● PROBLEM STATEMENT
Pictures stay out of the copy; set down each line of the listing below exactly.

● Recorded data
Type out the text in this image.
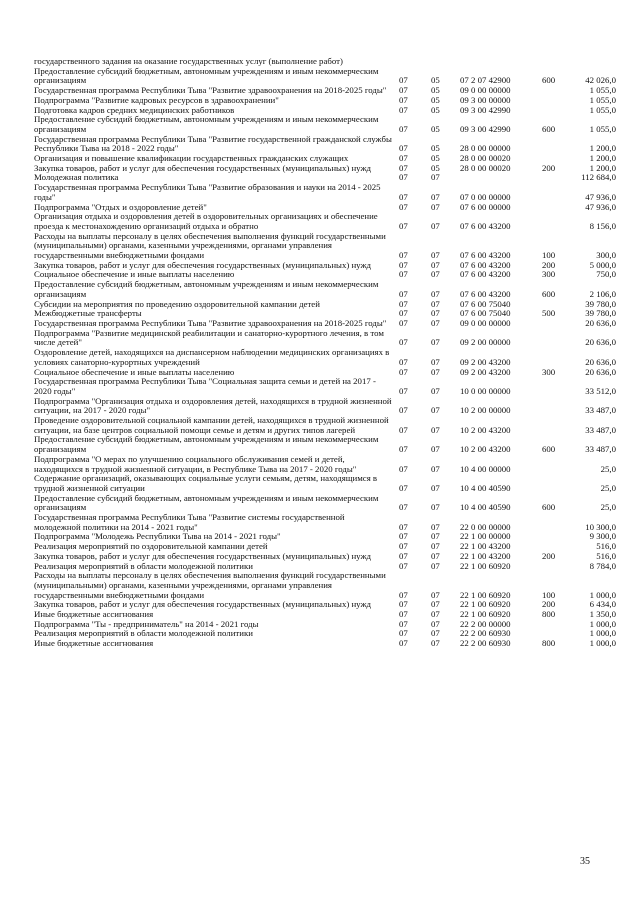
государственного задания на оказание государственных услуг (выполнение работ)					
Предоставление субсидий бюджетным, автономным учреждениям и иным некоммерческим организациям	07	05	07 2 07 42900	600	42 026,0
Государственная программа Республики Тыва "Развитие здравоохранения на 2018-2025 годы"	07	05	09 0 00 00000		1 055,0
Подпрограмма "Развитие кадровых ресурсов в здравоохранении"	07	05	09 3 00 00000		1 055,0
Подготовка кадров средних медицинских работников	07	05	09 3 00 42990		1 055,0
Предоставление субсидий бюджетным, автономным учреждениям и иным некоммерческим организациям	07	05	09 3 00 42990	600	1 055,0
Государственная программа Республики Тыва "Развитие государственной гражданской службы Республики Тыва на 2018 - 2022 годы"	07	05	28 0 00 00000		1 200,0
Организация и повышение квалификации государственных гражданских служащих	07	05	28 0 00 00020		1 200,0
Закупка товаров, работ и услуг для обеспечения государственных (муниципальных) нужд	07	05	28 0 00 00020	200	1 200,0
Молодежная политика	07	07			112 684,0
Государственная программа Республики Тыва "Развитие образования и науки на 2014 - 2025 годы"	07	07	07 0 00 00000		47 936,0
Подпрограмма "Отдых и оздоровление детей"	07	07	07 6 00 00000		47 936,0
Организация отдыха и оздоровления детей в оздоровительных организациях и обеспечение проезда к местонахождению организаций отдыха и обратно	07	07	07 6 00 43200		8 156,0
Расходы на выплаты персоналу в целях обеспечения выполнения функций государственными (муниципальными) органами, казенными учреждениями, органами управления государственными внебюджетными фондами	07	07	07 6 00 43200	100	300,0
Закупка товаров, работ и услуг для обеспечения государственных (муниципальных) нужд	07	07	07 6 00 43200	200	5 000,0
Социальное обеспечение и иные выплаты населению	07	07	07 6 00 43200	300	750,0
Предоставление субсидий бюджетным, автономным учреждениям и иным некоммерческим организациям	07	07	07 6 00 43200	600	2 106,0
Субсидии на мероприятия по проведению оздоровительной кампании детей	07	07	07 6 00 75040		39 780,0
Межбюджетные трансферты	07	07	07 6 00 75040	500	39 780,0
Государственная программа Республики Тыва "Развитие здравоохранения на 2018-2025 годы"	07	07	09 0 00 00000		20 636,0
Подпрограмма "Развитие медицинской реабилитации и санаторно-курортного лечения, в том числе детей"	07	07	09 2 00 00000		20 636,0
Оздоровление детей, находящихся на диспансерном наблюдении медицинских организациях в условиях санаторно-курортных учреждений	07	07	09 2 00 43200		20 636,0
Социальное обеспечение и иные выплаты населению	07	07	09 2 00 43200	300	20 636,0
Государственная программа Республики Тыва "Социальная защита семьи и детей на 2017 - 2020 годы"	07	07	10 0 00 00000		33 512,0
Подпрограмма "Организация отдыха и оздоровления детей, находящихся в трудной жизненной ситуации, на 2017 - 2020 годы"	07	07	10 2 00 00000		33 487,0
Проведение оздоровительной социальной кампании детей, находящихся в трудной жизненной ситуации, на базе центров социальной помощи семье и детям и других типов лагерей	07	07	10 2 00 43200		33 487,0
Предоставление субсидий бюджетным, автономным учреждениям и иным некоммерческим организациям	07	07	10 2 00 43200	600	33 487,0
Подпрограмма "О мерах по улучшению социального обслуживания семей и детей, находящихся в трудной жизненной ситуации, в Республике Тыва на 2017 - 2020 годы"	07	07	10 4 00 00000		25,0
Содержание организаций, оказывающих социальные услуги семьям, детям, находящимся в трудной жизненной ситуации	07	07	10 4 00 40590		25,0
Предоставление субсидий бюджетным, автономным учреждениям и иным некоммерческим организациям	07	07	10 4 00 40590	600	25,0
Государственная программа Республики Тыва "Развитие системы государственной молодежной политики на 2014 - 2021 годы"	07	07	22 0 00 00000		10 300,0
Подпрограмма "Молодежь Республики Тыва на 2014 - 2021 годы"	07	07	22 1 00 00000		9 300,0
Реализация мероприятий по оздоровительной кампании детей	07	07	22 1 00 43200		516,0
Закупка товаров, работ и услуг для обеспечения государственных (муниципальных) нужд	07	07	22 1 00 43200	200	516,0
Реализация мероприятий в области молодежной политики	07	07	22 1 00 60920		8 784,0
Расходы на выплаты персоналу в целях обеспечения выполнения функций государственными (муниципальными) органами, казенными учреждениями, органами управления государственными внебюджетными фондами	07	07	22 1 00 60920	100	1 000,0
Закупка товаров, работ и услуг для обеспечения государственных (муниципальных) нужд	07	07	22 1 00 60920	200	6 434,0
Иные бюджетные ассигнования	07	07	22 1 00 60920	800	1 350,0
Подпрограмма "Ты - предприниматель" на 2014 - 2021 годы	07	07	22 2 00 00000		1 000,0
Реализация мероприятий в области молодежной политики	07	07	22 2 00 60930		1 000,0
Иные бюджетные ассигнования	07	07	22 2 00 60930	800	1 000,0
35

● RESPONSE TO THE EXERCISE
Type out the text in this image.
государственного задания на оказание государственных услуг (выполнение работ)					
Предоставление субсидий бюджетным, автономным учреждениям и иным некоммерческим организациям	07	05	07 2 07 42900	600	42 026,0
Государственная программа Республики Тыва "Развитие здравоохранения на 2018-2025 годы"	07	05	09 0 00 00000		1 055,0
Подпрограмма "Развитие кадровых ресурсов в здравоохранении"	07	05	09 3 00 00000		1 055,0
Подготовка кадров средних медицинских работников	07	05	09 3 00 42990		1 055,0
Предоставление субсидий бюджетным, автономным учреждениям и иным некоммерческим организациям	07	05	09 3 00 42990	600	1 055,0
Государственная программа Республики Тыва "Развитие государственной гражданской службы Республики Тыва на 2018 - 2022 годы"	07	05	28 0 00 00000		1 200,0
Организация и повышение квалификации государственных гражданских служащих	07	05	28 0 00 00020		1 200,0
Закупка товаров, работ и услуг для обеспечения государственных (муниципальных) нужд	07	05	28 0 00 00020	200	1 200,0
Молодежная политика	07	07			112 684,0
Государственная программа Республики Тыва "Развитие образования и науки на 2014 - 2025 годы"	07	07	07 0 00 00000		47 936,0
Подпрограмма "Отдых и оздоровление детей"	07	07	07 6 00 00000		47 936,0
Организация отдыха и оздоровления детей в оздоровительных организациях и обеспечение проезда к местонахождению организаций отдыха и обратно	07	07	07 6 00 43200		8 156,0
Расходы на выплаты персоналу в целях обеспечения выполнения функций государственными (муниципальными) органами, казенными учреждениями, органами управления государственными внебюджетными фондами	07	07	07 6 00 43200	100	300,0
Закупка товаров, работ и услуг для обеспечения государственных (муниципальных) нужд	07	07	07 6 00 43200	200	5 000,0
Социальное обеспечение и иные выплаты населению	07	07	07 6 00 43200	300	750,0
Предоставление субсидий бюджетным, автономным учреждениям и иным некоммерческим организациям	07	07	07 6 00 43200	600	2 106,0
Субсидии на мероприятия по проведению оздоровительной кампании детей	07	07	07 6 00 75040		39 780,0
Межбюджетные трансферты	07	07	07 6 00 75040	500	39 780,0
Государственная программа Республики Тыва "Развитие здравоохранения на 2018-2025 годы"	07	07	09 0 00 00000		20 636,0
Подпрограмма "Развитие медицинской реабилитации и санаторно-курортного лечения, в том числе детей"	07	07	09 2 00 00000		20 636,0
Оздоровление детей, находящихся на диспансерном наблюдении медицинских организациях в условиях санаторно-курортных учреждений	07	07	09 2 00 43200		20 636,0
Социальное обеспечение и иные выплаты населению	07	07	09 2 00 43200	300	20 636,0
Государственная программа Республики Тыва "Социальная защита семьи и детей на 2017 - 2020 годы"	07	07	10 0 00 00000		33 512,0
Подпрограмма "Организация отдыха и оздоровления детей, находящихся в трудной жизненной ситуации, на 2017 - 2020 годы"	07	07	10 2 00 00000		33 487,0
Проведение оздоровительной социальной кампании детей, находящихся в трудной жизненной ситуации, на базе центров социальной помощи семье и детям и других типов лагерей	07	07	10 2 00 43200		33 487,0
Предоставление субсидий бюджетным, автономным учреждениям и иным некоммерческим организациям	07	07	10 2 00 43200	600	33 487,0
Подпрограмма "О мерах по улучшению социального обслуживания семей и детей, находящихся в трудной жизненной ситуации, в Республике Тыва на 2017 - 2020 годы"	07	07	10 4 00 00000		25,0
Содержание организаций, оказывающих социальные услуги семьям, детям, находящимся в трудной жизненной ситуации	07	07	10 4 00 40590		25,0
Предоставление субсидий бюджетным, автономным учреждениям и иным некоммерческим организациям	07	07	10 4 00 40590	600	25,0
Государственная программа Республики Тыва "Развитие системы государственной молодежной политики на 2014 - 2021 годы"	07	07	22 0 00 00000		10 300,0
Подпрограмма "Молодежь Республики Тыва на 2014 - 2021 годы"	07	07	22 1 00 00000		9 300,0
Реализация мероприятий по оздоровительной кампании детей	07	07	22 1 00 43200		516,0
Закупка товаров, работ и услуг для обеспечения государственных (муниципальных) нужд	07	07	22 1 00 43200	200	516,0
Реализация мероприятий в области молодежной политики	07	07	22 1 00 60920		8 784,0
Расходы на выплаты персоналу в целях обеспечения выполнения функций государственными (муниципальными) органами, казенными учреждениями, органами управления государственными внебюджетными фондами	07	07	22 1 00 60920	100	1 000,0
Закупка товаров, работ и услуг для обеспечения государственных (муниципальных) нужд	07	07	22 1 00 60920	200	6 434,0
Иные бюджетные ассигнования	07	07	22 1 00 60920	800	1 350,0
Подпрограмма "Ты - предприниматель" на 2014 - 2021 годы	07	07	22 2 00 00000		1 000,0
Реализация мероприятий в области молодежной политики	07	07	22 2 00 60930		1 000,0
Иные бюджетные ассигнования	07	07	22 2 00 60930	800	1 000,0
35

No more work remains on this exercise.